Dataset records:
────
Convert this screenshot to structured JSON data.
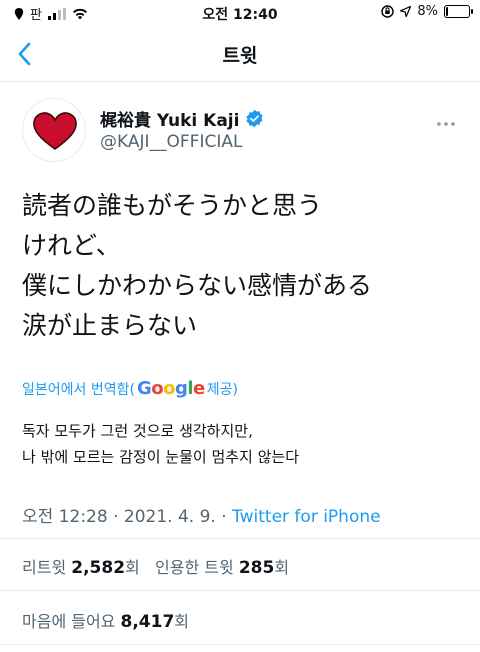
{
  "status_bar": {
    "carrier": "판",
    "time": "오전 12:40",
    "battery_text": "8%",
    "battery_level": 0.08
  },
  "nav": {
    "title": "트윗"
  },
  "tweet": {
    "display_name": "梶裕貴 Yuki Kaji",
    "handle": "@KAJI__OFFICIAL",
    "text_lines": [
      "読者の誰もがそうかと思う",
      "けれど、",
      "僕にしかわからない感情がある",
      "涙が止まらない"
    ],
    "translate": {
      "prefix": "일본어에서 번역함(",
      "google_letters": [
        "G",
        "o",
        "o",
        "g",
        "l",
        "e"
      ],
      "suffix": " 제공)"
    },
    "translated_lines": [
      "독자 모두가 그런 것으로 생각하지만,",
      " 나 밖에 모르는 감정이 눈물이 멈추지 않는다"
    ],
    "meta": {
      "time": "오전 12:28",
      "sep1": " · ",
      "date": "2021. 4. 9.",
      "sep2": " · ",
      "source": "Twitter for iPhone"
    },
    "stats": {
      "retweets_label": "리트윗 ",
      "retweets_count": "2,582",
      "retweets_unit": "회",
      "quotes_label": "인용한 트윗 ",
      "quotes_count": "285",
      "quotes_unit": "회",
      "likes_label": "마음에 들어요 ",
      "likes_count": "8,417",
      "likes_unit": "회"
    }
  },
  "colors": {
    "accent": "#1d9bf0",
    "heart": "#c8102e",
    "muted": "#536471"
  }
}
────
Task to carry out: Write out the whole listing again, exactly, with no pictures.

Full solution:
Convert this screenshot to structured JSON data.
{
  "status_bar": {
    "carrier": "판",
    "time": "오전 12:40",
    "battery_text": "8%",
    "battery_level": 0.08
  },
  "nav": {
    "title": "트윗"
  },
  "tweet": {
    "display_name": "梶裕貴 Yuki Kaji",
    "handle": "@KAJI__OFFICIAL",
    "text_lines": [
      "読者の誰もがそうかと思う",
      "けれど、",
      "僕にしかわからない感情がある",
      "涙が止まらない"
    ],
    "translate": {
      "prefix": "일본어에서 번역함(",
      "google_letters": [
        "G",
        "o",
        "o",
        "g",
        "l",
        "e"
      ],
      "suffix": " 제공)"
    },
    "translated_lines": [
      "독자 모두가 그런 것으로 생각하지만,",
      " 나 밖에 모르는 감정이 눈물이 멈추지 않는다"
    ],
    "meta": {
      "time": "오전 12:28",
      "sep1": " · ",
      "date": "2021. 4. 9.",
      "sep2": " · ",
      "source": "Twitter for iPhone"
    },
    "stats": {
      "retweets_label": "리트윗 ",
      "retweets_count": "2,582",
      "retweets_unit": "회",
      "quotes_label": "인용한 트윗 ",
      "quotes_count": "285",
      "quotes_unit": "회",
      "likes_label": "마음에 들어요 ",
      "likes_count": "8,417",
      "likes_unit": "회"
    }
  },
  "colors": {
    "accent": "#1d9bf0",
    "heart": "#c8102e",
    "muted": "#536471"
  }
}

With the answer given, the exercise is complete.